>>

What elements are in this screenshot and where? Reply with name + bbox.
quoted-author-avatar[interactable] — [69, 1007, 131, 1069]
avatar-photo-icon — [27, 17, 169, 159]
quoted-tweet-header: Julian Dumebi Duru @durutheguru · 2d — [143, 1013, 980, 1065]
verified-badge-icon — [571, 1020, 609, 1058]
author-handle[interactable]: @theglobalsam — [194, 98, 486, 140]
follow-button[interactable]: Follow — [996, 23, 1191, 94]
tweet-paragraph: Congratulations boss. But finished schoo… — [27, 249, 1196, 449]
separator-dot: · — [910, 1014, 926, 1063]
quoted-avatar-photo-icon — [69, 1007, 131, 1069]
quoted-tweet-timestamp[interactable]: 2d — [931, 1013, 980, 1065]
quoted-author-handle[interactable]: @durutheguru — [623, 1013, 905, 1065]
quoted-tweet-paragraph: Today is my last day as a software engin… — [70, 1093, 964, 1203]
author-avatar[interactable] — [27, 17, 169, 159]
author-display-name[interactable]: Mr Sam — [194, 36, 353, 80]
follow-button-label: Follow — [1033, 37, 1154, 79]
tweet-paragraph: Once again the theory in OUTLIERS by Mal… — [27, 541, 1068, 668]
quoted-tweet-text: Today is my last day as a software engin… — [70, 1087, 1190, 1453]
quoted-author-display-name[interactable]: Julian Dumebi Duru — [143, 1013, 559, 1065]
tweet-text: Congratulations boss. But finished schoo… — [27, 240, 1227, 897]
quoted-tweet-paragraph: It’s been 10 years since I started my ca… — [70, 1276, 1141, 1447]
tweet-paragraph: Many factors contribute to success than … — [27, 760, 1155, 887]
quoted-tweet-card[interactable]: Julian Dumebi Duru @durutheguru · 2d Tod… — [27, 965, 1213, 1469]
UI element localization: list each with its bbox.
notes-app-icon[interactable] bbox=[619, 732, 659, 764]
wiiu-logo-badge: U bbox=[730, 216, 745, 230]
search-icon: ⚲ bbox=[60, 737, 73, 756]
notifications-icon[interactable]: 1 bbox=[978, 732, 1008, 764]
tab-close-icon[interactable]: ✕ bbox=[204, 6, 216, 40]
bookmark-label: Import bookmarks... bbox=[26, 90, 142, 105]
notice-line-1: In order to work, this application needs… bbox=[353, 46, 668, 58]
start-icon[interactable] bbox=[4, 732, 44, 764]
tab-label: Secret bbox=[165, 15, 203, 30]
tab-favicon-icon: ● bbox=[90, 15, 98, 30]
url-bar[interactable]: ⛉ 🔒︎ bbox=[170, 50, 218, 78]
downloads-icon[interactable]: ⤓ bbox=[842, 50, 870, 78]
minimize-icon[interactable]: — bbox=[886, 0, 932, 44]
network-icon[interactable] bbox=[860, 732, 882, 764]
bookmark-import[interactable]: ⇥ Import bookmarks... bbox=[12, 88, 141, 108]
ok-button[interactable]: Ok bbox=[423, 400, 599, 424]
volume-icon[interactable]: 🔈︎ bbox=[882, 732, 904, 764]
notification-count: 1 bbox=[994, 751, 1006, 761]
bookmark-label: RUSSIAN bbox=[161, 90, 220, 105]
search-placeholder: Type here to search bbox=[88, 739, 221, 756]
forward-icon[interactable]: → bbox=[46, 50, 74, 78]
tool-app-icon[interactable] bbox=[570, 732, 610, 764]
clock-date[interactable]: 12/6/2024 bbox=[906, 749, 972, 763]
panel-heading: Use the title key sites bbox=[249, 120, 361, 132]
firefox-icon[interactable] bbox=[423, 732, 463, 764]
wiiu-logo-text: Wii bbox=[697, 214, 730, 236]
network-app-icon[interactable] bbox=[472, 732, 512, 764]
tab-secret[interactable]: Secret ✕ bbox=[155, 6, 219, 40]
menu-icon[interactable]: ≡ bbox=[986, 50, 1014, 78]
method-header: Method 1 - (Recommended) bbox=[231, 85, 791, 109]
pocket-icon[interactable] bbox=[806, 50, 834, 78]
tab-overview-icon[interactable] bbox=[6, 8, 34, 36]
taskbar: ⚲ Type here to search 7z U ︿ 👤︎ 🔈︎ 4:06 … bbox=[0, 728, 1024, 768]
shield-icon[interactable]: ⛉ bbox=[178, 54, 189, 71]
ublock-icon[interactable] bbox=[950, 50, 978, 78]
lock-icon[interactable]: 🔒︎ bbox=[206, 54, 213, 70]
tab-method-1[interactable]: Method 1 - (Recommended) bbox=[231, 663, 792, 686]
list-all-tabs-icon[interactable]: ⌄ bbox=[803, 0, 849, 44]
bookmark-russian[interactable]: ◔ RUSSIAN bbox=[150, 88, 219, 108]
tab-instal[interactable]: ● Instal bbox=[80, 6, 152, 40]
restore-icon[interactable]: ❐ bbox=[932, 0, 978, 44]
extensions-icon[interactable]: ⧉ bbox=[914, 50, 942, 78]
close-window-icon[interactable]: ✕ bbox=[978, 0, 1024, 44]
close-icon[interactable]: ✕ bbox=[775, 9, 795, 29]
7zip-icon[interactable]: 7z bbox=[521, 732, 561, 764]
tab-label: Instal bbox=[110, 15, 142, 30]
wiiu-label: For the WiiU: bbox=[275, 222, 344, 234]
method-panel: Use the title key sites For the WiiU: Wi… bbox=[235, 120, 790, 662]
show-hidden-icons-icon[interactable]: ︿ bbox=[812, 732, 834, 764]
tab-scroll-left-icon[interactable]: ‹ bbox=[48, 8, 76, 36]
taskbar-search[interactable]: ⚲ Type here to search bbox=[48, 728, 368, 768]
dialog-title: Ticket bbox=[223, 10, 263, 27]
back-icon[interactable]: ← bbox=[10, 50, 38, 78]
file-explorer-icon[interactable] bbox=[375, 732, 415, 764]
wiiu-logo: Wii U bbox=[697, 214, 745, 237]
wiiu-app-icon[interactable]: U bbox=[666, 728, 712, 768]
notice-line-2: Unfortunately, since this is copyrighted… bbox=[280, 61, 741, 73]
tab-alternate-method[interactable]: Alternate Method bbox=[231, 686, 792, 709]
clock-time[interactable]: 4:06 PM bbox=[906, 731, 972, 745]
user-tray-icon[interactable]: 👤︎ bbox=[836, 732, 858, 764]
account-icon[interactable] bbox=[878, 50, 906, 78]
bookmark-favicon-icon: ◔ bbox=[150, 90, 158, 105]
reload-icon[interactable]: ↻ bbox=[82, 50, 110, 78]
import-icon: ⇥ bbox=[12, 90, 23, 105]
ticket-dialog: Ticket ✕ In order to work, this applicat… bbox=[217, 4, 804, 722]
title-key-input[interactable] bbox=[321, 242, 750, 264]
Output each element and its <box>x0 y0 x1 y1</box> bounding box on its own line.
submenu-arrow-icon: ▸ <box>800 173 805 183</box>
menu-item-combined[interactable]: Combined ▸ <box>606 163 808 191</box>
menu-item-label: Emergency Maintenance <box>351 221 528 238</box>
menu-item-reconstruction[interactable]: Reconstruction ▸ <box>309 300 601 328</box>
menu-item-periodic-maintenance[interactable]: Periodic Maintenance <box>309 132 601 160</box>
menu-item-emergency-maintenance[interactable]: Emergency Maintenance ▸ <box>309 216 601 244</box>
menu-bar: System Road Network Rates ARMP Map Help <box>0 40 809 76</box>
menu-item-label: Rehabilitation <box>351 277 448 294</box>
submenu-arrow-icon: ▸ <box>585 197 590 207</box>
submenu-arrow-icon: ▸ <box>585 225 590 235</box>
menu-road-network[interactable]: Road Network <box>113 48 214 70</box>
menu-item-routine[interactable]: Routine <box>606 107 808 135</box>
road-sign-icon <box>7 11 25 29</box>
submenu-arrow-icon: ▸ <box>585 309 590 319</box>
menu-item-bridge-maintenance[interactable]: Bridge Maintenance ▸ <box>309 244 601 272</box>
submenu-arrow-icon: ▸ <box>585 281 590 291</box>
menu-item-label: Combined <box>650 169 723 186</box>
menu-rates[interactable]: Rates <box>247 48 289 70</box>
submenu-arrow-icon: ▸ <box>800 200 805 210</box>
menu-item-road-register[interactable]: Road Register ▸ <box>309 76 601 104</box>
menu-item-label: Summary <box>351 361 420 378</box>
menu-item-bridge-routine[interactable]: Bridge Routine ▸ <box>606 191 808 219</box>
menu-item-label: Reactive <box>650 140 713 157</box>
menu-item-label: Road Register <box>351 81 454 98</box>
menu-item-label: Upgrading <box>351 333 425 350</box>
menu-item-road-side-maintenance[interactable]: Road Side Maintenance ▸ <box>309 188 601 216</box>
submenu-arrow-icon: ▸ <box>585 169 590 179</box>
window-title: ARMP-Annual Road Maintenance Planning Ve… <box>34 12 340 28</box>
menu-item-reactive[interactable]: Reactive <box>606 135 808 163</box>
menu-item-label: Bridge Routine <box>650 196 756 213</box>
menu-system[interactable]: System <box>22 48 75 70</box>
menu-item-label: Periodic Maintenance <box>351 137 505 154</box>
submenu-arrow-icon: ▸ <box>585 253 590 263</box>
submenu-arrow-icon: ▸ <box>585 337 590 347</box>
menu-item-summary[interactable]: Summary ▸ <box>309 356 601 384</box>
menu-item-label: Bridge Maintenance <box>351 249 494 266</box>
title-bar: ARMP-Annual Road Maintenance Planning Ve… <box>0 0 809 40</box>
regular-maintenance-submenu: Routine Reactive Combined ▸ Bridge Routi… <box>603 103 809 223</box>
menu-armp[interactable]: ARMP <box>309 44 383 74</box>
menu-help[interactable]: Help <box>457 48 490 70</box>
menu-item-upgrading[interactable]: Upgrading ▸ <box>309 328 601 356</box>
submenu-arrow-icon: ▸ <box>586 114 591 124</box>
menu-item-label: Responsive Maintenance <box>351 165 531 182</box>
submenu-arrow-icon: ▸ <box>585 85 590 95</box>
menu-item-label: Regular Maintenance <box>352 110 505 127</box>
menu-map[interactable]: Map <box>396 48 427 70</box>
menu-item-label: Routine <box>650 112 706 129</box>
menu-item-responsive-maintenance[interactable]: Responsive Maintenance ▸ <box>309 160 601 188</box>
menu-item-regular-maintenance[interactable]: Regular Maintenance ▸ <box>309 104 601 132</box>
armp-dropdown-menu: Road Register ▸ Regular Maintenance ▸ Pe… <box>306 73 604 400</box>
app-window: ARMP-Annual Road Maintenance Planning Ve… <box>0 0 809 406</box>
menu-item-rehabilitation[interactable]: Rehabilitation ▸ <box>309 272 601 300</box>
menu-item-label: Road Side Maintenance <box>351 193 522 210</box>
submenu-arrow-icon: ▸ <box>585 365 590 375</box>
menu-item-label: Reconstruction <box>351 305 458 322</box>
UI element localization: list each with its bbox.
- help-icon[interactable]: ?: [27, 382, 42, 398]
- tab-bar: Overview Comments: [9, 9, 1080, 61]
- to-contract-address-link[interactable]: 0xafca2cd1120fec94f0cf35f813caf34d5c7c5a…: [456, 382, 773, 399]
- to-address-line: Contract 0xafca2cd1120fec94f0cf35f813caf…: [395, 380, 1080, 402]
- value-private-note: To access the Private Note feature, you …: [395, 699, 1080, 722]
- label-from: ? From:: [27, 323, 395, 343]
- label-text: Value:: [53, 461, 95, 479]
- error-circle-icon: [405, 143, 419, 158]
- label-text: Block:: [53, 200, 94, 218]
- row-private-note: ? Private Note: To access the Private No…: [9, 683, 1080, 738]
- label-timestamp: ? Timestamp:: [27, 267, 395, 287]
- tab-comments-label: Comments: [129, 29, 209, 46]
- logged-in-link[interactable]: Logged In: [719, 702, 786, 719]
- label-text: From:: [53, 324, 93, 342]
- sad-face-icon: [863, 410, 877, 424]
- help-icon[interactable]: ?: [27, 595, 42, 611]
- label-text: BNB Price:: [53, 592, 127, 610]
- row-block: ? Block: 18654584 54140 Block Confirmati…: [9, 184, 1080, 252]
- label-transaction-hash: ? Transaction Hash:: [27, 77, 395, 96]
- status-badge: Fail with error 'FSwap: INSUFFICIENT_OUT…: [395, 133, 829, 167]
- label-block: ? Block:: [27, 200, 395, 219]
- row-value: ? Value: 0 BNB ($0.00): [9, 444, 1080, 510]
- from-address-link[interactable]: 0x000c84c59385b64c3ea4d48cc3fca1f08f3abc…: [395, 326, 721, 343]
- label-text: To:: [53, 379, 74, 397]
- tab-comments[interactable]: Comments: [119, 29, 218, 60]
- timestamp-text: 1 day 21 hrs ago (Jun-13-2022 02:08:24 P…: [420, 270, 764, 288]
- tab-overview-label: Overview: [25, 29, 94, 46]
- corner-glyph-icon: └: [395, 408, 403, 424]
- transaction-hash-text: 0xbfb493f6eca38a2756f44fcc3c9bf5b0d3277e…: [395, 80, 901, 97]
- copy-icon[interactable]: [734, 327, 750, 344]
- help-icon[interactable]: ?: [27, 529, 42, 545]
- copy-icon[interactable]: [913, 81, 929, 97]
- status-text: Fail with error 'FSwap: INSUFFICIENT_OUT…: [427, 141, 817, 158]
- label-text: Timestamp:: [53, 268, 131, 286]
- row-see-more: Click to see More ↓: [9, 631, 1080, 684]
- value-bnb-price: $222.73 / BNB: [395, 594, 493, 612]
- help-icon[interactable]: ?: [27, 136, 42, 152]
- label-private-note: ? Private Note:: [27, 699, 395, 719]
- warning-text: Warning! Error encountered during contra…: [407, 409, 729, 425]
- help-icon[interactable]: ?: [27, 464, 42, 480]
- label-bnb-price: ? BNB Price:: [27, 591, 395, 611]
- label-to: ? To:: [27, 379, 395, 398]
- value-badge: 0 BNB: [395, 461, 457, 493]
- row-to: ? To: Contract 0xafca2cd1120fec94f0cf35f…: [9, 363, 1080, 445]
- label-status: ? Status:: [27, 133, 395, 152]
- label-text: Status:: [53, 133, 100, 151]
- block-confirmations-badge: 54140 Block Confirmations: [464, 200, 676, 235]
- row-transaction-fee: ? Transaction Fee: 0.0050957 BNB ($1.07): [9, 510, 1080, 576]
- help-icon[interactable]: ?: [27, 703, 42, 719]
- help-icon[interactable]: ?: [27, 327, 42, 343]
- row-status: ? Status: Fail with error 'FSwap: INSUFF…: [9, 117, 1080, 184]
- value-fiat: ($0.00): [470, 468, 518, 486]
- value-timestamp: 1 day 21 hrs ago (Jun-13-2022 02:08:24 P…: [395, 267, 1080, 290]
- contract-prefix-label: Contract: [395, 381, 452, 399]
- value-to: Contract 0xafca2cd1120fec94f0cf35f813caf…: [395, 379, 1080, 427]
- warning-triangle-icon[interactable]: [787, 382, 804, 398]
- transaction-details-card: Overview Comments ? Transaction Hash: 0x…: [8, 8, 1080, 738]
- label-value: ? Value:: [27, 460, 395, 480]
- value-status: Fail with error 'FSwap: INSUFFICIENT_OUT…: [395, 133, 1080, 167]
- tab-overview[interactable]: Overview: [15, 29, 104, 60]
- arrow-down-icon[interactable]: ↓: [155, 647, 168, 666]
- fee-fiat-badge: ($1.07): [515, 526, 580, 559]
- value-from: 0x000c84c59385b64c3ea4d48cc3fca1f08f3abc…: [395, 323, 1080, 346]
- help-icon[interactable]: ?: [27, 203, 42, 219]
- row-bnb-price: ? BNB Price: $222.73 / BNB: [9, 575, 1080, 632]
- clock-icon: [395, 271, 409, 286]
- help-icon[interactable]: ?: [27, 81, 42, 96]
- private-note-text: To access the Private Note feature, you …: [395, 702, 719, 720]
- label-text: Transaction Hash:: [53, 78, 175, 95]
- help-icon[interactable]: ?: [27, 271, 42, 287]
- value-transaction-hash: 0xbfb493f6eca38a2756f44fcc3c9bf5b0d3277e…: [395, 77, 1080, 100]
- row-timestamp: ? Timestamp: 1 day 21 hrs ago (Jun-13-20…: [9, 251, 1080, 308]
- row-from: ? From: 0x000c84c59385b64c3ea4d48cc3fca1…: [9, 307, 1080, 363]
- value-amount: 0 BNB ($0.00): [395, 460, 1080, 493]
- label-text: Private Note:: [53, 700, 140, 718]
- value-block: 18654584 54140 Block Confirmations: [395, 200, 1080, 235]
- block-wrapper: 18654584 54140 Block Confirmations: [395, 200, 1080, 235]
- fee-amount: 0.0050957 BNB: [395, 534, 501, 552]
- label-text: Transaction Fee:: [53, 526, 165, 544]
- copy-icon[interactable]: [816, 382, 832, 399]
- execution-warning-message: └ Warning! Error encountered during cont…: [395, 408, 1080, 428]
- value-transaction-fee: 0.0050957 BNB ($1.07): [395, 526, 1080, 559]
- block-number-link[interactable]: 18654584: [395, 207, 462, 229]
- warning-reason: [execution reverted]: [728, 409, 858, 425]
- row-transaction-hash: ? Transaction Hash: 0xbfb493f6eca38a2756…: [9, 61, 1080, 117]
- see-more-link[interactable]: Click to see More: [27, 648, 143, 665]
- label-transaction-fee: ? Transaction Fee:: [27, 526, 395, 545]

<<

Requirements. Copy out the lines above, from the start of the records through the line containing "verified-badge-icon — [571, 1020, 609, 1058]", both ends included, with no change to their wording.

Finished task.
What elements are in this screenshot and where? Reply with name + bbox.
quoted-author-avatar[interactable] — [69, 1007, 131, 1069]
avatar-photo-icon — [27, 17, 169, 159]
quoted-tweet-header: Julian Dumebi Duru @durutheguru · 2d — [143, 1013, 980, 1065]
verified-badge-icon — [571, 1020, 609, 1058]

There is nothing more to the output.